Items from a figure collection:

----

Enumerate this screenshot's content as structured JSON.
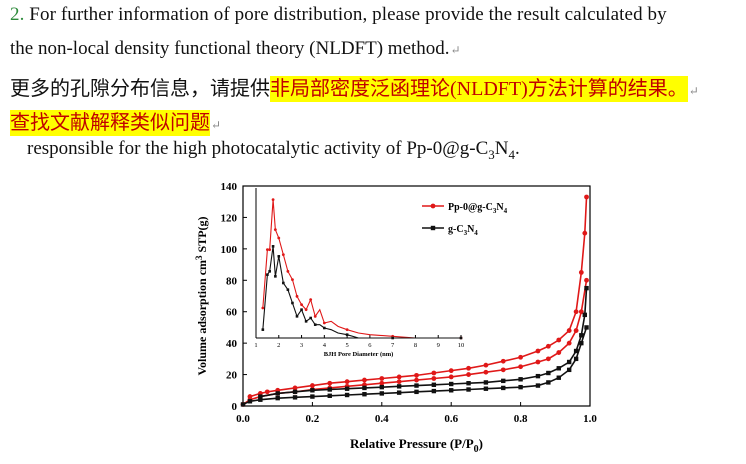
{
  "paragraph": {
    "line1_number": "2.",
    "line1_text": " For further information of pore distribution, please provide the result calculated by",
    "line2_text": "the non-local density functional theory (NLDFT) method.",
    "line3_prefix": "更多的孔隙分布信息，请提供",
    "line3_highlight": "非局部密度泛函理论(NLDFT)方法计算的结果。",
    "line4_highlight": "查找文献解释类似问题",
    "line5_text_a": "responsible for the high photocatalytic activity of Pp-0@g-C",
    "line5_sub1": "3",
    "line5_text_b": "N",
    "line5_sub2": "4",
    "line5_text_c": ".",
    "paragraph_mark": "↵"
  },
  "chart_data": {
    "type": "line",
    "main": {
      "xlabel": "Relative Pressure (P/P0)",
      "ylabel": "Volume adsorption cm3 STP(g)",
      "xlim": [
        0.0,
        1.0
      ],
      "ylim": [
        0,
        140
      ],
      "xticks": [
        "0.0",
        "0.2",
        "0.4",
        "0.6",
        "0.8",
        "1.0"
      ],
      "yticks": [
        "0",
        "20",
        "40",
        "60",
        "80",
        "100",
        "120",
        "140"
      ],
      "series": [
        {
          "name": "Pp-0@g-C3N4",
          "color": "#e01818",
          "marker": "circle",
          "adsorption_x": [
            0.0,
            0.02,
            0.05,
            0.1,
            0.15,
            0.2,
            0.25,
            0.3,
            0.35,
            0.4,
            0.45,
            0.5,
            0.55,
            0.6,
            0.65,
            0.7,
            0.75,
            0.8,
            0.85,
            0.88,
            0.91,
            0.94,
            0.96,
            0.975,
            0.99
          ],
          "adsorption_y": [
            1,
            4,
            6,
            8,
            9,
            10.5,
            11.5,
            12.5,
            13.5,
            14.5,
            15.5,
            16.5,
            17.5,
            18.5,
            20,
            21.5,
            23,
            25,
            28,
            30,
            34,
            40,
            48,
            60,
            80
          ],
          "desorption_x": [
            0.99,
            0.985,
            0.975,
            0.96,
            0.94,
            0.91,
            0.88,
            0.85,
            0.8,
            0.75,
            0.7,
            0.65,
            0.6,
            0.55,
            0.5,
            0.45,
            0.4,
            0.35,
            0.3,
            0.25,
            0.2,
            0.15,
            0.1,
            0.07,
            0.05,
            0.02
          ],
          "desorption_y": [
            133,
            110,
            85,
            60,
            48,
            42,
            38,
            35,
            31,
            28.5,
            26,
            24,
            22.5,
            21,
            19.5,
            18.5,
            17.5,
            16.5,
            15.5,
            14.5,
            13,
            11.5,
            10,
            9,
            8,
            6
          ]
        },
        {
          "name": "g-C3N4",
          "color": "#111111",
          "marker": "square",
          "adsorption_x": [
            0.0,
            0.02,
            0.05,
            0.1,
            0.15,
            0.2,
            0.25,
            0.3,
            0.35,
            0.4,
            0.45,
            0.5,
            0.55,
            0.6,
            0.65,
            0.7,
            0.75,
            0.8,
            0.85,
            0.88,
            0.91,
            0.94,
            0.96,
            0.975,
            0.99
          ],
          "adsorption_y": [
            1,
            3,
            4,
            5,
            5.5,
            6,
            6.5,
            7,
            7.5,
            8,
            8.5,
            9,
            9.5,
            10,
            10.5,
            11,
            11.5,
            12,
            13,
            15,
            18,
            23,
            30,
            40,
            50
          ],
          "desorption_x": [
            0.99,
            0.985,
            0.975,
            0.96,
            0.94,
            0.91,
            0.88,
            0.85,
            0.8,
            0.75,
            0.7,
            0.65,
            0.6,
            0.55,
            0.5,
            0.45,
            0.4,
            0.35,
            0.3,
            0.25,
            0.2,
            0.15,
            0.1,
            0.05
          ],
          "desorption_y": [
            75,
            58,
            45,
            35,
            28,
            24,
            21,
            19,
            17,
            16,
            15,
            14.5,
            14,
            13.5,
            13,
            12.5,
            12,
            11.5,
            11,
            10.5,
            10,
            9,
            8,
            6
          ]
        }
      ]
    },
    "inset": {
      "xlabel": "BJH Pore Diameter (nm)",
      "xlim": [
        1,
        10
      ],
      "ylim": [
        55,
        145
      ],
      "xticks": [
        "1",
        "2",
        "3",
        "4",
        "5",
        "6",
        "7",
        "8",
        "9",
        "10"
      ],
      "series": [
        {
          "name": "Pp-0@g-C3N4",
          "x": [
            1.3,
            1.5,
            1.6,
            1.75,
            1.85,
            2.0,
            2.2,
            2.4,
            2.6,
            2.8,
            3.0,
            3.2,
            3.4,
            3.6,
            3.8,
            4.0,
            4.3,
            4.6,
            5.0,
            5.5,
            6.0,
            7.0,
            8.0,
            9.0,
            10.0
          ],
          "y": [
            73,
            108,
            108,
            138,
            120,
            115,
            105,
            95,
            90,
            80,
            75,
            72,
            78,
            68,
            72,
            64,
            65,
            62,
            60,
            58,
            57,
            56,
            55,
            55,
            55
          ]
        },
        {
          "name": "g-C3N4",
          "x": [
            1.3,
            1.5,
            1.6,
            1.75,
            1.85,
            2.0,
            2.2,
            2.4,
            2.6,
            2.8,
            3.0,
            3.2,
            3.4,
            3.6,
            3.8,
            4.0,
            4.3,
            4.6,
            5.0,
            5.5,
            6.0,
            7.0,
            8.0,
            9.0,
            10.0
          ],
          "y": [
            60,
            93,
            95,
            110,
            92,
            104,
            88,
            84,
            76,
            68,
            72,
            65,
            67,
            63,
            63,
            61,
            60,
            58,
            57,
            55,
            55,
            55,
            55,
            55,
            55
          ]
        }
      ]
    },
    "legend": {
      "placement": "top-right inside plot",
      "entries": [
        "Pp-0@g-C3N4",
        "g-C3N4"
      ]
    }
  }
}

----

Using the records above, gather all lines where the string "NLDFT" is present.

--- Answer in full ---
    "line2_text": "the non-local density functional theory (NLDFT) method.",
    "line3_highlight": "非局部密度泛函理论(NLDFT)方法计算的结果。",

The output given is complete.